— Start of Given entries —

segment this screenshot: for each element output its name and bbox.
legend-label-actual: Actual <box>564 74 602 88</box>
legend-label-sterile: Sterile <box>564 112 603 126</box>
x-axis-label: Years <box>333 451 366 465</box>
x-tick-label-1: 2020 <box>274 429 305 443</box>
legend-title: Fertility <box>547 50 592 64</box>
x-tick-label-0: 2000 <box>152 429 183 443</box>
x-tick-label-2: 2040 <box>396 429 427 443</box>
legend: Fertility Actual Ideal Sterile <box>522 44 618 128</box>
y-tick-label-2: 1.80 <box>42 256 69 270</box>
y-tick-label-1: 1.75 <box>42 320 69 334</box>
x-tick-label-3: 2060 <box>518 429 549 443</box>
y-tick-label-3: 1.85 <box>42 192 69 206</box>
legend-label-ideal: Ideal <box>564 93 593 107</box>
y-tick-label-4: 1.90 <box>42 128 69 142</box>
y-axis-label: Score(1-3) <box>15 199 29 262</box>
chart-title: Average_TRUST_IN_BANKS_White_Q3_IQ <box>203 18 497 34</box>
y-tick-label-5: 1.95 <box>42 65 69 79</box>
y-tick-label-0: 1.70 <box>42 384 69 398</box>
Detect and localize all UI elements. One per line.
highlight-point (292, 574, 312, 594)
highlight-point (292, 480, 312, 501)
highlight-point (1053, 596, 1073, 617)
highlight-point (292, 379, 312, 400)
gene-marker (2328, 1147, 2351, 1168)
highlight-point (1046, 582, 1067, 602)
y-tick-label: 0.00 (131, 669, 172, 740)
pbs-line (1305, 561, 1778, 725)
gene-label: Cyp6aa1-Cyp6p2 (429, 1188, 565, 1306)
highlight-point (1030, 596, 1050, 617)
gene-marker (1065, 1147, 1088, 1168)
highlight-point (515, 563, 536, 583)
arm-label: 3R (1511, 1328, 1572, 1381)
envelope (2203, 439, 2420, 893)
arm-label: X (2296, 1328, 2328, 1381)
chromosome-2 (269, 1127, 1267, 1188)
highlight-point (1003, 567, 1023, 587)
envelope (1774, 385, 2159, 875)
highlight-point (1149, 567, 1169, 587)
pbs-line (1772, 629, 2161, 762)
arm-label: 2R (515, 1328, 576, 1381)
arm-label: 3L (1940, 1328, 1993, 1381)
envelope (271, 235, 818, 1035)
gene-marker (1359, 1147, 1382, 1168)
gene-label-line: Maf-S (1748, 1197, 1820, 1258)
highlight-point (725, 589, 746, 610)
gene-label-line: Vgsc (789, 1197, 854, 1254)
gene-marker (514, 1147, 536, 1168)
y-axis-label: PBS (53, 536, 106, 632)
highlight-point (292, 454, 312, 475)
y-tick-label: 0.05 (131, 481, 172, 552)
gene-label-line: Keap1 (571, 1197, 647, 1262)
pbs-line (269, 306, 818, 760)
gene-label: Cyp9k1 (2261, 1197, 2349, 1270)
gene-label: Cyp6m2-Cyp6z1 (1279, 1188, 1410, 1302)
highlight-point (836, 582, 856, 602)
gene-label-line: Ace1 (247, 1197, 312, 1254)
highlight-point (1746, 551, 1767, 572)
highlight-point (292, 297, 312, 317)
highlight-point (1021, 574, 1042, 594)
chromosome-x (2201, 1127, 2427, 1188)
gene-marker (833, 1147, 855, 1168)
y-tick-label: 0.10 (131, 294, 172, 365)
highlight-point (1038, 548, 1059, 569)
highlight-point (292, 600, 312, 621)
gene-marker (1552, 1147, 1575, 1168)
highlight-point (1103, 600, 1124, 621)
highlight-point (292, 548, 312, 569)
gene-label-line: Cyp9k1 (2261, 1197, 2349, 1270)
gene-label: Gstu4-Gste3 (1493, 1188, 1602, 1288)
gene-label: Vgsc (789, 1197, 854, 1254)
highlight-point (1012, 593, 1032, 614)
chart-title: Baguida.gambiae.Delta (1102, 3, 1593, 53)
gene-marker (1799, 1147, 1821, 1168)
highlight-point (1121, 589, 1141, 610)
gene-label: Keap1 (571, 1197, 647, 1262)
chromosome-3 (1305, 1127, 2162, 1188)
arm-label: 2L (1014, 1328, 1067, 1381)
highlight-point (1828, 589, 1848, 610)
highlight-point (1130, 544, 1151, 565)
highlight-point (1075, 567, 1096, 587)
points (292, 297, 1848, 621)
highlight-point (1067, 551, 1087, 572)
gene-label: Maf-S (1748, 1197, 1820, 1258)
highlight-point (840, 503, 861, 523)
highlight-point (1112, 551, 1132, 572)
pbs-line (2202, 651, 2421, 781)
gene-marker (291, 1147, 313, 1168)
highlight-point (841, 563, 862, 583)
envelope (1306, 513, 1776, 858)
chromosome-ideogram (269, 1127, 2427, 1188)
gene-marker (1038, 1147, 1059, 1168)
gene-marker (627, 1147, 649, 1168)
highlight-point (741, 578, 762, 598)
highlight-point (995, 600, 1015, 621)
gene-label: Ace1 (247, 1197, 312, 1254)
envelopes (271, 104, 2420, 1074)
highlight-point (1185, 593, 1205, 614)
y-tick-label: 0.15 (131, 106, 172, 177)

— End of Given entries —

> **Your objective**
Update the lines above, replacing each "highlight-point" with "highlight-dot" and leaving everything else as it is.

> **Response**
segment this screenshot: for each element output its name and bbox.
legend-label-actual: Actual <box>564 74 602 88</box>
legend-label-sterile: Sterile <box>564 112 603 126</box>
x-axis-label: Years <box>333 451 366 465</box>
x-tick-label-1: 2020 <box>274 429 305 443</box>
legend-title: Fertility <box>547 50 592 64</box>
x-tick-label-0: 2000 <box>152 429 183 443</box>
x-tick-label-2: 2040 <box>396 429 427 443</box>
legend: Fertility Actual Ideal Sterile <box>522 44 618 128</box>
y-tick-label-2: 1.80 <box>42 256 69 270</box>
y-tick-label-1: 1.75 <box>42 320 69 334</box>
x-tick-label-3: 2060 <box>518 429 549 443</box>
y-tick-label-3: 1.85 <box>42 192 69 206</box>
legend-label-ideal: Ideal <box>564 93 593 107</box>
y-tick-label-4: 1.90 <box>42 128 69 142</box>
y-axis-label: Score(1-3) <box>15 199 29 262</box>
chart-title: Average_TRUST_IN_BANKS_White_Q3_IQ <box>203 18 497 34</box>
y-tick-label-5: 1.95 <box>42 65 69 79</box>
y-tick-label-0: 1.70 <box>42 384 69 398</box>
Detect and localize all UI elements. One per line.
highlight-dot (292, 574, 312, 594)
highlight-dot (292, 480, 312, 501)
highlight-dot (1053, 596, 1073, 617)
highlight-dot (292, 379, 312, 400)
gene-marker (2328, 1147, 2351, 1168)
highlight-dot (1046, 582, 1067, 602)
y-tick-label: 0.00 (131, 669, 172, 740)
pbs-line (1305, 561, 1778, 725)
gene-label: Cyp6aa1-Cyp6p2 (429, 1188, 565, 1306)
highlight-dot (1030, 596, 1050, 617)
gene-marker (1065, 1147, 1088, 1168)
highlight-dot (515, 563, 536, 583)
arm-label: 3R (1511, 1328, 1572, 1381)
envelope (2203, 439, 2420, 893)
arm-label: X (2296, 1328, 2328, 1381)
chromosome-2 (269, 1127, 1267, 1188)
highlight-dot (1003, 567, 1023, 587)
envelope (1774, 385, 2159, 875)
highlight-dot (1149, 567, 1169, 587)
pbs-line (1772, 629, 2161, 762)
arm-label: 2R (515, 1328, 576, 1381)
arm-label: 3L (1940, 1328, 1993, 1381)
envelope (271, 235, 818, 1035)
gene-marker (1359, 1147, 1382, 1168)
gene-label-line: Maf-S (1748, 1197, 1820, 1258)
highlight-dot (725, 589, 746, 610)
gene-label-line: Vgsc (789, 1197, 854, 1254)
gene-marker (514, 1147, 536, 1168)
y-axis-label: PBS (53, 536, 106, 632)
highlight-dot (292, 454, 312, 475)
y-tick-label: 0.05 (131, 481, 172, 552)
gene-label-line: Keap1 (571, 1197, 647, 1262)
pbs-line (269, 306, 818, 760)
gene-label: Cyp9k1 (2261, 1197, 2349, 1270)
gene-label: Cyp6m2-Cyp6z1 (1279, 1188, 1410, 1302)
highlight-dot (836, 582, 856, 602)
gene-label-line: Ace1 (247, 1197, 312, 1254)
highlight-dot (1746, 551, 1767, 572)
highlight-dot (292, 297, 312, 317)
highlight-dot (1021, 574, 1042, 594)
chromosome-x (2201, 1127, 2427, 1188)
gene-marker (833, 1147, 855, 1168)
y-tick-label: 0.10 (131, 294, 172, 365)
highlight-dot (1038, 548, 1059, 569)
highlight-dot (292, 600, 312, 621)
gene-marker (1552, 1147, 1575, 1168)
highlight-dot (1103, 600, 1124, 621)
highlight-dot (292, 548, 312, 569)
gene-label-line: Cyp9k1 (2261, 1197, 2349, 1270)
gene-label: Gstu4-Gste3 (1493, 1188, 1602, 1288)
gene-label: Vgsc (789, 1197, 854, 1254)
highlight-dot (1012, 593, 1032, 614)
chart-title: Baguida.gambiae.Delta (1102, 3, 1593, 53)
gene-marker (1799, 1147, 1821, 1168)
highlight-dot (1121, 589, 1141, 610)
gene-label: Keap1 (571, 1197, 647, 1262)
chromosome-3 (1305, 1127, 2162, 1188)
arm-label: 2L (1014, 1328, 1067, 1381)
highlight-dot (1828, 589, 1848, 610)
highlight-dot (1130, 544, 1151, 565)
highlight-dot (1075, 567, 1096, 587)
points (292, 297, 1848, 621)
highlight-dot (1067, 551, 1087, 572)
gene-label: Maf-S (1748, 1197, 1820, 1258)
highlight-dot (840, 503, 861, 523)
highlight-dot (1112, 551, 1132, 572)
pbs-line (2202, 651, 2421, 781)
gene-marker (291, 1147, 313, 1168)
highlight-dot (841, 563, 862, 583)
envelope (1306, 513, 1776, 858)
chromosome-ideogram (269, 1127, 2427, 1188)
gene-marker (1038, 1147, 1059, 1168)
gene-marker (627, 1147, 649, 1168)
highlight-dot (741, 578, 762, 598)
highlight-dot (995, 600, 1015, 621)
gene-label: Ace1 (247, 1197, 312, 1254)
envelopes (271, 104, 2420, 1074)
highlight-dot (1185, 593, 1205, 614)
y-tick-label: 0.15 (131, 106, 172, 177)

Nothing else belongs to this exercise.